• **Stated task**
Can you copy out the records below line for line, changing nothing?

• **Material provided**
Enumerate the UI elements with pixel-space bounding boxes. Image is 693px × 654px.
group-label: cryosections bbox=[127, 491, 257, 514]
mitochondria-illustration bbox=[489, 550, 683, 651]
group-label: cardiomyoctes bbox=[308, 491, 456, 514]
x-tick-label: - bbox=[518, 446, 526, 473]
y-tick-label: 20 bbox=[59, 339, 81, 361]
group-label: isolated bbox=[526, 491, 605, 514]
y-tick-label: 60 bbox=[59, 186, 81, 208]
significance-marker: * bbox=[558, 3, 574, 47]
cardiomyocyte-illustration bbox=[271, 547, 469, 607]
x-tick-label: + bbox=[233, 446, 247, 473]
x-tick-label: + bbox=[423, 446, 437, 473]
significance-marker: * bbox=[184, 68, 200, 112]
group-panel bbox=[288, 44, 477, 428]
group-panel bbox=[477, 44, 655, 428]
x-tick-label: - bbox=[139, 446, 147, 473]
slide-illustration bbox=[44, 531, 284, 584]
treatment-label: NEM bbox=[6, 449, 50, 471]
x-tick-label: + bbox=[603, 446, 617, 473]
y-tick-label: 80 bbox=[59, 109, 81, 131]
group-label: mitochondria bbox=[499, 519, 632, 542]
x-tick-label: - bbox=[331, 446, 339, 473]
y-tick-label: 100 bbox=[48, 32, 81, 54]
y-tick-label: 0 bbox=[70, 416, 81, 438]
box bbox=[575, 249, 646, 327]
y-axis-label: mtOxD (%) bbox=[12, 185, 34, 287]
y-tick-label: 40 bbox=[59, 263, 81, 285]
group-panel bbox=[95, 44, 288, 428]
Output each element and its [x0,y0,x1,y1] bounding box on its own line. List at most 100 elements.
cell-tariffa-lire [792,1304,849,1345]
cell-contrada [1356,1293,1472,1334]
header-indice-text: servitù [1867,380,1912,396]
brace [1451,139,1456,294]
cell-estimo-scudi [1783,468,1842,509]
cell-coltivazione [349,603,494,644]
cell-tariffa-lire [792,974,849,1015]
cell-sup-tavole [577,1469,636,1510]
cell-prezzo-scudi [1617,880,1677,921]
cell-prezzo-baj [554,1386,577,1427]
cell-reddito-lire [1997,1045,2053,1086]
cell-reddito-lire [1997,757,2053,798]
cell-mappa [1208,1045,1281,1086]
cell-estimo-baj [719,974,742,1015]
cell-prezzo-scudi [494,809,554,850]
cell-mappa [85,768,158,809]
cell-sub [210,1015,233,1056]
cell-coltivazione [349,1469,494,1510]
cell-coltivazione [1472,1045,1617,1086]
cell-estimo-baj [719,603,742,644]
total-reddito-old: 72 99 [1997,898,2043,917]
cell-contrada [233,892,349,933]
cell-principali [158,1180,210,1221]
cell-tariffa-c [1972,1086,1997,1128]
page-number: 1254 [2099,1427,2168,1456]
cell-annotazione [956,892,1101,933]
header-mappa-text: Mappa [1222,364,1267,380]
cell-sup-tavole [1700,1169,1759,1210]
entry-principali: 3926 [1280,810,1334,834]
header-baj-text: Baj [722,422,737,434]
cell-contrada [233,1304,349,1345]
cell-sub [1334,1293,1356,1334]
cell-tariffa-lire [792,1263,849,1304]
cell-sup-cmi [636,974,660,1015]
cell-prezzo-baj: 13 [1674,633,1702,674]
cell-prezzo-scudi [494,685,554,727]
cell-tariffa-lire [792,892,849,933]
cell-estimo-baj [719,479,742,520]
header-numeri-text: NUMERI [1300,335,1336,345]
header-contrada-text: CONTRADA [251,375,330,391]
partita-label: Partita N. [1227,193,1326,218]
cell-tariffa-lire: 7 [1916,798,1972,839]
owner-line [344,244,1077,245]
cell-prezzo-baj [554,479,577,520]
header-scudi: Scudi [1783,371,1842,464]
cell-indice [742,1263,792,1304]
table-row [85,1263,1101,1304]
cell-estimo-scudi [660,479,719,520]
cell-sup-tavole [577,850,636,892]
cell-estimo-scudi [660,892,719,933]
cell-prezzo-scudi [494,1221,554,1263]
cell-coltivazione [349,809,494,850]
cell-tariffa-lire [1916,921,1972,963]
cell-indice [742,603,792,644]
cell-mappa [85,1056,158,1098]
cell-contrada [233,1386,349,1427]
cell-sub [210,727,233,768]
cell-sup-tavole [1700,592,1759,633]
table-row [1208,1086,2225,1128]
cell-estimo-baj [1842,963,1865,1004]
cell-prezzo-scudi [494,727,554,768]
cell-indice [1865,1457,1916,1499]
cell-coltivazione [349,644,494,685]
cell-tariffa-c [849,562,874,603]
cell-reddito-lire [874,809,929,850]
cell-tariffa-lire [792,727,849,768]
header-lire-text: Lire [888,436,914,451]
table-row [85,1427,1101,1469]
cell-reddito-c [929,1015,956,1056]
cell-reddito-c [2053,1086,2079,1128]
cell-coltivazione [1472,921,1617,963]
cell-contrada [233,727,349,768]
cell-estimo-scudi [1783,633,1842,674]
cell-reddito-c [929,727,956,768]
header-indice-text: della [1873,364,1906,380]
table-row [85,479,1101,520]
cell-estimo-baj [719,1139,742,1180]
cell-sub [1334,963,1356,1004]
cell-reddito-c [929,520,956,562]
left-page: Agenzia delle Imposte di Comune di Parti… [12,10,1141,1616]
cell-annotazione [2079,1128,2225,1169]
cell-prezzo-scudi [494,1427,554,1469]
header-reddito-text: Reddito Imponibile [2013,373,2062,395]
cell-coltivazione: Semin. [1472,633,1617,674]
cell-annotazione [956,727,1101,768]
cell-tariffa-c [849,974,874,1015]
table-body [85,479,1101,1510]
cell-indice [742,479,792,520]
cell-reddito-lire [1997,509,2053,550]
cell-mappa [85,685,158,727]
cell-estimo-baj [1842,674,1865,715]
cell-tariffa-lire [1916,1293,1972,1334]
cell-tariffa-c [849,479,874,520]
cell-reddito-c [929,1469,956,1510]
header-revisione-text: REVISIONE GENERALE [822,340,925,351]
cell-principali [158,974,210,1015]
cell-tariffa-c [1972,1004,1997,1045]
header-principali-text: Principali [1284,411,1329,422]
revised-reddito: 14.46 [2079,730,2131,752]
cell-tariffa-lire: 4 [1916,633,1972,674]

• **Full solution**
Enumerate the UI elements with pixel-space bounding boxes. Image is 693px × 654px.
group-label: cryosections bbox=[127, 491, 257, 514]
mitochondria-illustration bbox=[489, 550, 683, 651]
group-label: cardiomyoctes bbox=[308, 491, 456, 514]
x-tick-label: - bbox=[518, 446, 526, 473]
y-tick-label: 20 bbox=[59, 339, 81, 361]
group-label: isolated bbox=[526, 491, 605, 514]
y-tick-label: 60 bbox=[59, 186, 81, 208]
significance-marker: * bbox=[558, 3, 574, 47]
cardiomyocyte-illustration bbox=[271, 547, 469, 607]
x-tick-label: + bbox=[233, 446, 247, 473]
x-tick-label: + bbox=[423, 446, 437, 473]
significance-marker: * bbox=[184, 68, 200, 112]
group-panel bbox=[288, 44, 477, 428]
group-panel bbox=[477, 44, 655, 428]
x-tick-label: - bbox=[139, 446, 147, 473]
slide-illustration bbox=[44, 531, 284, 584]
treatment-label: NEM bbox=[6, 449, 50, 471]
x-tick-label: + bbox=[603, 446, 617, 473]
y-tick-label: 80 bbox=[59, 109, 81, 131]
group-label: mitochondria bbox=[499, 519, 632, 542]
x-tick-label: - bbox=[331, 446, 339, 473]
y-tick-label: 100 bbox=[48, 32, 81, 54]
y-tick-label: 0 bbox=[70, 416, 81, 438]
box bbox=[575, 249, 646, 327]
y-axis-label: mtOxD (%) bbox=[12, 185, 34, 287]
y-tick-label: 40 bbox=[59, 263, 81, 285]
group-panel bbox=[95, 44, 288, 428]
Output each element and its [x0,y0,x1,y1] bounding box on its own line. List at most 100 elements.
cell-tariffa-lire [792,1304,849,1345]
cell-contrada [1356,1293,1472,1334]
header-indice-text: servitù [1867,380,1912,396]
brace [1451,139,1456,294]
cell-estimo-scudi [1783,468,1842,509]
cell-coltivazione [349,603,494,644]
cell-tariffa-lire [792,974,849,1015]
cell-sup-tavole [577,1469,636,1510]
cell-prezzo-scudi [1617,880,1677,921]
cell-prezzo-baj [554,1386,577,1427]
cell-reddito-lire [1997,1045,2053,1086]
cell-reddito-lire [1997,757,2053,798]
cell-mappa [1208,1045,1281,1086]
cell-estimo-baj [719,974,742,1015]
cell-prezzo-scudi [494,809,554,850]
cell-mappa [85,768,158,809]
cell-sub [210,1015,233,1056]
cell-coltivazione [349,1469,494,1510]
cell-coltivazione [1472,1045,1617,1086]
cell-estimo-baj [719,603,742,644]
total-reddito-old: 72 99 [1997,898,2043,917]
cell-contrada [233,892,349,933]
cell-principali [158,1180,210,1221]
cell-tariffa-c [1972,1086,1997,1128]
page-number: 1254 [2099,1427,2168,1456]
cell-annotazione [956,892,1101,933]
header-mappa-text: Mappa [1222,364,1267,380]
cell-sup-tavole [1700,1169,1759,1210]
entry-principali: 3926 [1280,810,1334,834]
header-baj-text: Baj [722,422,737,434]
cell-contrada [233,1304,349,1345]
cell-sub [1334,1293,1356,1334]
cell-tariffa-lire [792,1263,849,1304]
cell-sup-cmi [636,974,660,1015]
cell-prezzo-baj: 13 [1674,633,1702,674]
cell-prezzo-scudi [494,685,554,727]
cell-tariffa-lire [792,892,849,933]
cell-estimo-baj [719,479,742,520]
header-numeri-text: NUMERI [1300,335,1336,345]
header-contrada-text: CONTRADA [251,375,330,391]
partita-label: Partita N. [1227,193,1326,218]
cell-tariffa-lire: 7 [1916,798,1972,839]
owner-line [344,244,1077,245]
cell-prezzo-baj [554,479,577,520]
header-scudi: Scudi [1783,371,1842,464]
cell-indice [742,1263,792,1304]
table-row [85,1263,1101,1304]
cell-estimo-scudi [660,479,719,520]
cell-sup-tavole [577,850,636,892]
cell-estimo-scudi [660,892,719,933]
cell-prezzo-scudi [494,1221,554,1263]
cell-coltivazione [349,809,494,850]
cell-tariffa-lire [1916,921,1972,963]
cell-indice [742,603,792,644]
cell-mappa [85,1056,158,1098]
cell-contrada [233,1386,349,1427]
cell-sub [210,727,233,768]
cell-sup-tavole [1700,592,1759,633]
table-row [1208,1086,2225,1128]
cell-estimo-baj [1842,963,1865,1004]
cell-prezzo-scudi [494,727,554,768]
cell-indice [1865,1457,1916,1499]
cell-coltivazione [349,644,494,685]
cell-tariffa-c [849,562,874,603]
cell-reddito-lire [874,809,929,850]
cell-tariffa-lire [792,727,849,768]
header-lire-text: Lire [888,436,914,451]
table-row [85,1427,1101,1469]
cell-reddito-c [929,1015,956,1056]
cell-reddito-c [2053,1086,2079,1128]
cell-coltivazione [1472,921,1617,963]
cell-contrada [233,727,349,768]
cell-estimo-scudi [1783,633,1842,674]
cell-reddito-c [929,727,956,768]
header-indice-text: della [1873,364,1906,380]
table-row [85,479,1101,520]
cell-estimo-baj [719,1139,742,1180]
cell-sub [1334,963,1356,1004]
cell-reddito-c [929,520,956,562]
left-page: Agenzia delle Imposte di Comune di Parti… [12,10,1141,1616]
cell-annotazione [2079,1128,2225,1169]
cell-prezzo-scudi [494,1427,554,1469]
header-reddito-text: Reddito Imponibile [2013,373,2062,395]
cell-coltivazione: Semin. [1472,633,1617,674]
cell-annotazione [956,727,1101,768]
cell-tariffa-c [849,974,874,1015]
table-body [85,479,1101,1510]
cell-indice [742,479,792,520]
cell-reddito-lire [1997,509,2053,550]
cell-mappa [85,685,158,727]
cell-estimo-baj [1842,674,1865,715]
cell-tariffa-lire [1916,1293,1972,1334]
cell-tariffa-c [849,479,874,520]
cell-reddito-c [929,1469,956,1510]
header-revisione-text: REVISIONE GENERALE [822,340,925,351]
cell-principali [158,974,210,1015]
cell-tariffa-c [1972,1004,1997,1045]
header-principali-text: Principali [1284,411,1329,422]
revised-reddito: 14.46 [2079,730,2131,752]
cell-tariffa-lire: 4 [1916,633,1972,674]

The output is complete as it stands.